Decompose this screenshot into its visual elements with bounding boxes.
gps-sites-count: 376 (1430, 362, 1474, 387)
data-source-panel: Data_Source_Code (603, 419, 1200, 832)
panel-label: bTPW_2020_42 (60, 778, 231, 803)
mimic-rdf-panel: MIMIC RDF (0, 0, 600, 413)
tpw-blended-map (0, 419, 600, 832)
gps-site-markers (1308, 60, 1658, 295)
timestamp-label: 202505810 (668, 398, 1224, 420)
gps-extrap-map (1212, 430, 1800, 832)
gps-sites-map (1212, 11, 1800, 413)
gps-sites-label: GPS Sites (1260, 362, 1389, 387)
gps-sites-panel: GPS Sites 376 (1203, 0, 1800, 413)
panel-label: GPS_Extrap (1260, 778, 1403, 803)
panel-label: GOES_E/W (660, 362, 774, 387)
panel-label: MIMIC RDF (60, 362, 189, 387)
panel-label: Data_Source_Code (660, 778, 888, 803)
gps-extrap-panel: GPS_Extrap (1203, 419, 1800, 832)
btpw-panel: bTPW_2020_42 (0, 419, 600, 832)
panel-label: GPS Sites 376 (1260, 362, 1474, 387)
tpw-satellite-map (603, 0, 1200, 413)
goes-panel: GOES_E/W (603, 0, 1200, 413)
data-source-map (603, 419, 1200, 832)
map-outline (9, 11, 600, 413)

++++++++++

PROMPT » Reproduce every one of the lines above without any changes.

REPLY TO THE TASK »
Decompose this screenshot into its visual elements with bounding boxes.
gps-sites-count: 376 (1430, 362, 1474, 387)
data-source-panel: Data_Source_Code (603, 419, 1200, 832)
panel-label: bTPW_2020_42 (60, 778, 231, 803)
mimic-rdf-panel: MIMIC RDF (0, 0, 600, 413)
tpw-blended-map (0, 419, 600, 832)
gps-site-markers (1308, 60, 1658, 295)
timestamp-label: 202505810 (668, 398, 1224, 420)
gps-extrap-map (1212, 430, 1800, 832)
gps-sites-map (1212, 11, 1800, 413)
gps-sites-label: GPS Sites (1260, 362, 1389, 387)
gps-sites-panel: GPS Sites 376 (1203, 0, 1800, 413)
panel-label: GPS_Extrap (1260, 778, 1403, 803)
panel-label: GOES_E/W (660, 362, 774, 387)
panel-label: MIMIC RDF (60, 362, 189, 387)
panel-label: Data_Source_Code (660, 778, 888, 803)
gps-extrap-panel: GPS_Extrap (1203, 419, 1800, 832)
btpw-panel: bTPW_2020_42 (0, 419, 600, 832)
panel-label: GPS Sites 376 (1260, 362, 1474, 387)
tpw-satellite-map (603, 0, 1200, 413)
goes-panel: GOES_E/W (603, 0, 1200, 413)
data-source-map (603, 419, 1200, 832)
map-outline (9, 11, 600, 413)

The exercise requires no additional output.